Task data:
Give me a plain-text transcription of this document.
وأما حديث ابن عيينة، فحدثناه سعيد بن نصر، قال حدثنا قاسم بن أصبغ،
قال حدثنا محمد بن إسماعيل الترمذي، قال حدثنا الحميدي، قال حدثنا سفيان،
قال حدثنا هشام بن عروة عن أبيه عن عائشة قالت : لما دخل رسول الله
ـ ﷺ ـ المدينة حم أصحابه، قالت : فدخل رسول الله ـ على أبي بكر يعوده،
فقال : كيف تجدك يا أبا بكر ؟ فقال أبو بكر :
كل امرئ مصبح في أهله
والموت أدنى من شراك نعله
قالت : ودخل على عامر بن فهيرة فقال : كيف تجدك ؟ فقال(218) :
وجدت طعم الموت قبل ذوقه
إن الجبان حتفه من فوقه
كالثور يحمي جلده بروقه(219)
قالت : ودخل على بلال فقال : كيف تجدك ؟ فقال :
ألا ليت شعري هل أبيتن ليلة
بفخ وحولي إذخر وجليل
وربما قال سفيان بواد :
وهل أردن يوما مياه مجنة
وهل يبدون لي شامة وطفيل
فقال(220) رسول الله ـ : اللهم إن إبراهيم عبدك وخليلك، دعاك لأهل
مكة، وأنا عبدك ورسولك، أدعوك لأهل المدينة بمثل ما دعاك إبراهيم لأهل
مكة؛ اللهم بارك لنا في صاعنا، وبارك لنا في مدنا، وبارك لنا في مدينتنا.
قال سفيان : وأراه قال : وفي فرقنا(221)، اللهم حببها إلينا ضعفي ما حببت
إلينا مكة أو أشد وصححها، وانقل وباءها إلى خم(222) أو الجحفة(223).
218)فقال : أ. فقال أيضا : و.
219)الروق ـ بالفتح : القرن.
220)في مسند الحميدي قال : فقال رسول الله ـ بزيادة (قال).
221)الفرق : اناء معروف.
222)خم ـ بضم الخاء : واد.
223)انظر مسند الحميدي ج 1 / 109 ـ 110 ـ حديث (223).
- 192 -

Stated exercise: Pull out every line containing "إبراهيم".

Full answer:
فقال(220) رسول الله ـ : اللهم إن إبراهيم عبدك وخليلك، دعاك لأهل
مكة، وأنا عبدك ورسولك، أدعوك لأهل المدينة بمثل ما دعاك إبراهيم لأهل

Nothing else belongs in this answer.